- **YOUR OBJECTIVE**: Filter the records for lines holding the string "icon".

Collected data
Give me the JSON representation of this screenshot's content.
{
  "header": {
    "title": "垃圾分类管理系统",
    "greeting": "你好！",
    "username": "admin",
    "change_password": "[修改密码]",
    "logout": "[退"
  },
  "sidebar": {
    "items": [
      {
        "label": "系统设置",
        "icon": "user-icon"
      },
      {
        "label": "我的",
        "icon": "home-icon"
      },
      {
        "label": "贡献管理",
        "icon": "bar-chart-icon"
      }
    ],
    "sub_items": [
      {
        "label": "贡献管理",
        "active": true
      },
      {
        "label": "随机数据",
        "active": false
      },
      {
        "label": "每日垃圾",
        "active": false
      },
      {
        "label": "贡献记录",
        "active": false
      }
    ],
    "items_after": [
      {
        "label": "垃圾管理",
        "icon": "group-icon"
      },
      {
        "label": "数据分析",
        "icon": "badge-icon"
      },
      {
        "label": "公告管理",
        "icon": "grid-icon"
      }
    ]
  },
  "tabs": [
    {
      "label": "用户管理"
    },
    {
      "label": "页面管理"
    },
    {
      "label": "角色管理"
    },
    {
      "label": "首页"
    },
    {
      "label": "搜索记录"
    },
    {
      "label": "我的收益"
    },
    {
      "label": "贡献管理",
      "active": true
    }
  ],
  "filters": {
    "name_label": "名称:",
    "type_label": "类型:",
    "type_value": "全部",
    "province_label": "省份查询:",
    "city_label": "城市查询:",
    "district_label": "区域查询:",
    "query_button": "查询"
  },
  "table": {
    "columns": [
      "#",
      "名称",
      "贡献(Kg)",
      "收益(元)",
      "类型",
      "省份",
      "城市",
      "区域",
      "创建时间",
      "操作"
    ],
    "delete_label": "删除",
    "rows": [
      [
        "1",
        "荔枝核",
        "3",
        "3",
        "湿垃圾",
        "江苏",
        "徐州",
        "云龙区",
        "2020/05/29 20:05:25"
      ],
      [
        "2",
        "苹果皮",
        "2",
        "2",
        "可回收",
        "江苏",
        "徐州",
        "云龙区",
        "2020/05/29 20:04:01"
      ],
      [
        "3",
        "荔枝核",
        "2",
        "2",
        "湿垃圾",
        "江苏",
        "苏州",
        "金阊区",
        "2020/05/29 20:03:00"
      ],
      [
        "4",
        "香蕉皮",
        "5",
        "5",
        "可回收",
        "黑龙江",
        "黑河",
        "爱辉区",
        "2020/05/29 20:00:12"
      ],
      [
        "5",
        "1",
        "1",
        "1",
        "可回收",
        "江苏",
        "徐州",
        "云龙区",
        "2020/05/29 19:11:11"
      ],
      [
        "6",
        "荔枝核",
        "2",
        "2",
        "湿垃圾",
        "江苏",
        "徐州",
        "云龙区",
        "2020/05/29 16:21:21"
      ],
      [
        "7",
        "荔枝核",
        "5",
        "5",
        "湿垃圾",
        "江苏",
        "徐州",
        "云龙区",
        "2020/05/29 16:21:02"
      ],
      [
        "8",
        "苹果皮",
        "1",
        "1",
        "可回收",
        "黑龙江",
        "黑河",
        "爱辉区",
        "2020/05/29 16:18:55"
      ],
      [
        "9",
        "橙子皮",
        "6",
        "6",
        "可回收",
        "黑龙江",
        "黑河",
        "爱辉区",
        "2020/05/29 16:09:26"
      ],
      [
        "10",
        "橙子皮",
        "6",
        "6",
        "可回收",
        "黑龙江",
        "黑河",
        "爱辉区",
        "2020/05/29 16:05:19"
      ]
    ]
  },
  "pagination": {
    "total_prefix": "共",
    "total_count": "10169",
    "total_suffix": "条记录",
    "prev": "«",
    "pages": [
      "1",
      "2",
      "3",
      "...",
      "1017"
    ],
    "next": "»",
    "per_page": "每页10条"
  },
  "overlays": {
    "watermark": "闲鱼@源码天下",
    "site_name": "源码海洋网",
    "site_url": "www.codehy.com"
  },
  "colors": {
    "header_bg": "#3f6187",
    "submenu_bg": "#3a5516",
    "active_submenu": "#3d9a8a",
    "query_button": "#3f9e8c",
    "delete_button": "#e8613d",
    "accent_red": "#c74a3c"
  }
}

- **ANSWER TO THIS PROBLEM**:
        "icon": "user-icon"
        "icon": "home-icon"
        "icon": "bar-chart-icon"
        "icon": "group-icon"
        "icon": "badge-icon"
        "icon": "grid-icon"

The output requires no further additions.